▸ **DIRECTIVE**:
Reproduce nothing but the closing run of lines: the line with "What data populates" and each line that follows it to the end of the data.

-- Start DATA FOR THIS EXERCISE --

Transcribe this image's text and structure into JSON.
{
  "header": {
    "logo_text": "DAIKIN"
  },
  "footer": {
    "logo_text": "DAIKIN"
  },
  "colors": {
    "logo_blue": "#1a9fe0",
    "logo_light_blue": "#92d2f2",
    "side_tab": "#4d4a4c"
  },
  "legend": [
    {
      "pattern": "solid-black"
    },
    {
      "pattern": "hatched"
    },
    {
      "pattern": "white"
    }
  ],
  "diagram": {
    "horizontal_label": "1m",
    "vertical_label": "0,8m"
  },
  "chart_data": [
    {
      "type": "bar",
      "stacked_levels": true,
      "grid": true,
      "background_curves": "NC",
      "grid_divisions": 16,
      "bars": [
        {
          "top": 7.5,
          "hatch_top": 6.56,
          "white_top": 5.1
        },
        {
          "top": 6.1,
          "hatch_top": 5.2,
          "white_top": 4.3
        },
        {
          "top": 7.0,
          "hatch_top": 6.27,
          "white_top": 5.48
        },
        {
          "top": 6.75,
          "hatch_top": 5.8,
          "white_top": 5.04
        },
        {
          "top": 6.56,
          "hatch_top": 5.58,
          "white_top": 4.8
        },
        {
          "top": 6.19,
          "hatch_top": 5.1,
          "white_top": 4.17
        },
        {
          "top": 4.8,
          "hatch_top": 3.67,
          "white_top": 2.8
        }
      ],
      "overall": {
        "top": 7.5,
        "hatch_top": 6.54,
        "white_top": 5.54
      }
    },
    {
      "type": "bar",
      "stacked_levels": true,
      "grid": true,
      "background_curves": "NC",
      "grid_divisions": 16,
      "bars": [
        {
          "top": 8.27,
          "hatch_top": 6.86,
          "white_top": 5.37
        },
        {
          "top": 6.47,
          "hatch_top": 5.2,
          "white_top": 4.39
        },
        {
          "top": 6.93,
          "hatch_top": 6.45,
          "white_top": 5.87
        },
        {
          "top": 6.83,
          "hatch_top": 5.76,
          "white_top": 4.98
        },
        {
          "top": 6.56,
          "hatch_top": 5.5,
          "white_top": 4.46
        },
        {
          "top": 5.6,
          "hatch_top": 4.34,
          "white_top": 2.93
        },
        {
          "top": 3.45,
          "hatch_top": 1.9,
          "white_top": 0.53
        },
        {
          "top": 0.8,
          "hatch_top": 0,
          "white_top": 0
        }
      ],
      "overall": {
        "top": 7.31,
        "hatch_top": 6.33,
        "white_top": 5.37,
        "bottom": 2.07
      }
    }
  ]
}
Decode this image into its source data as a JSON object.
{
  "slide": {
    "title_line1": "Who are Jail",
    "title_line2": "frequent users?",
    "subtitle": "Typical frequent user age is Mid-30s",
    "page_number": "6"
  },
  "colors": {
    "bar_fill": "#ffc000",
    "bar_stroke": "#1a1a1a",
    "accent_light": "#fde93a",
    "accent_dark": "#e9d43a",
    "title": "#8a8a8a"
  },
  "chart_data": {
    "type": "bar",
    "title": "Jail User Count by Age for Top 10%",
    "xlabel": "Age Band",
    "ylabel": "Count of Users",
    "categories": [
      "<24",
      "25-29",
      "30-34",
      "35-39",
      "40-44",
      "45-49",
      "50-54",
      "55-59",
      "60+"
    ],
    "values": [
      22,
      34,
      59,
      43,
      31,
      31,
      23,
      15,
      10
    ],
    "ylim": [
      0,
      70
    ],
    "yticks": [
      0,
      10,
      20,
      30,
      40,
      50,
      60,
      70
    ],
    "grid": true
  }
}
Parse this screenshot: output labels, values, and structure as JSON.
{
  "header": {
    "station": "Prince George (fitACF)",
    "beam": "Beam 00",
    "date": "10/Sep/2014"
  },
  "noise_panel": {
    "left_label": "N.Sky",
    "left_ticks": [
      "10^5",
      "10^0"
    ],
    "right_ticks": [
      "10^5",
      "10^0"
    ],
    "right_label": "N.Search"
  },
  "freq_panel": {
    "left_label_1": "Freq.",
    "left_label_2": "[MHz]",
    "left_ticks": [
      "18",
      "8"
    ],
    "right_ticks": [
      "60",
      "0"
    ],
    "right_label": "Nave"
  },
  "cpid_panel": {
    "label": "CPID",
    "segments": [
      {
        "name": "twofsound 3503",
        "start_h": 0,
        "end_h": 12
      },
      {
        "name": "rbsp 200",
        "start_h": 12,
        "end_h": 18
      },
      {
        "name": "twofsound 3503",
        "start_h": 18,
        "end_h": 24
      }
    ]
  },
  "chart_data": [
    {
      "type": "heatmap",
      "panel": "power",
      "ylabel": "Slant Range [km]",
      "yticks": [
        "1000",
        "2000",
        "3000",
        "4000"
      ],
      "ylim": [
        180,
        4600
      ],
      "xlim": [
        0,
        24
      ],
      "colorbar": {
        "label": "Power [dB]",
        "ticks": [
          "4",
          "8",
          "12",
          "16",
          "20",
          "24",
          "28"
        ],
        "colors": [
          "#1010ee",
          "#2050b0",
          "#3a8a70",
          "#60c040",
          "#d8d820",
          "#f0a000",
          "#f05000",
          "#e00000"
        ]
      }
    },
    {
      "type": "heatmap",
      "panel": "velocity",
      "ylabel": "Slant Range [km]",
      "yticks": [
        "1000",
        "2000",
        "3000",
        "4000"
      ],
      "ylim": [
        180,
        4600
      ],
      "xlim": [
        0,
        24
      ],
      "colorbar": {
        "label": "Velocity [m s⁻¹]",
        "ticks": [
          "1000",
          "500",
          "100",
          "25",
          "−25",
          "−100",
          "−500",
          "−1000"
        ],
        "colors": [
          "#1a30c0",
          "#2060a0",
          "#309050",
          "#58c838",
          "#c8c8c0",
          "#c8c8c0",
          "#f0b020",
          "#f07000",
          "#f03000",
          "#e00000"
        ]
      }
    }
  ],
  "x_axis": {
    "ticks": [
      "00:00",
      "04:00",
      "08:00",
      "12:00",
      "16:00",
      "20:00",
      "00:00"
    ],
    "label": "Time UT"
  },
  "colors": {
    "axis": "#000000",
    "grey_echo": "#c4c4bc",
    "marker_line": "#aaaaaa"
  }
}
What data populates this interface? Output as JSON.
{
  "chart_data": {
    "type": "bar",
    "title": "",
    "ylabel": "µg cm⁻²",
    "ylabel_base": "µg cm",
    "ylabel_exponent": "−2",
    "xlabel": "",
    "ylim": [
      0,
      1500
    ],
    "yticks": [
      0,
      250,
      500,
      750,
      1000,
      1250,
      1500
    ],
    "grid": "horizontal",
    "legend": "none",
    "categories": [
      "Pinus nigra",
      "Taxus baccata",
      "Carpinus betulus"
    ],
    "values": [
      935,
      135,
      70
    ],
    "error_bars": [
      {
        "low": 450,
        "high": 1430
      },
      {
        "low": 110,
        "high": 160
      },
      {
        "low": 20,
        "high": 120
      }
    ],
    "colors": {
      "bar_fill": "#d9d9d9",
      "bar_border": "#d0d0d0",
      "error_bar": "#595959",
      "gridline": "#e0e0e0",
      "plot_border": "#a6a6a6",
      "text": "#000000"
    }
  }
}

-- End DATA FOR THIS EXERCISE --

▸ **RESULT OF THIS TASK**:
What data populates this interface? Output as JSON.
{
  "chart_data": {
    "type": "bar",
    "title": "",
    "ylabel": "µg cm⁻²",
    "ylabel_base": "µg cm",
    "ylabel_exponent": "−2",
    "xlabel": "",
    "ylim": [
      0,
      1500
    ],
    "yticks": [
      0,
      250,
      500,
      750,
      1000,
      1250,
      1500
    ],
    "grid": "horizontal",
    "legend": "none",
    "categories": [
      "Pinus nigra",
      "Taxus baccata",
      "Carpinus betulus"
    ],
    "values": [
      935,
      135,
      70
    ],
    "error_bars": [
      {
        "low": 450,
        "high": 1430
      },
      {
        "low": 110,
        "high": 160
      },
      {
        "low": 20,
        "high": 120
      }
    ],
    "colors": {
      "bar_fill": "#d9d9d9",
      "bar_border": "#d0d0d0",
      "error_bar": "#595959",
      "gridline": "#e0e0e0",
      "plot_border": "#a6a6a6",
      "text": "#000000"
    }
  }
}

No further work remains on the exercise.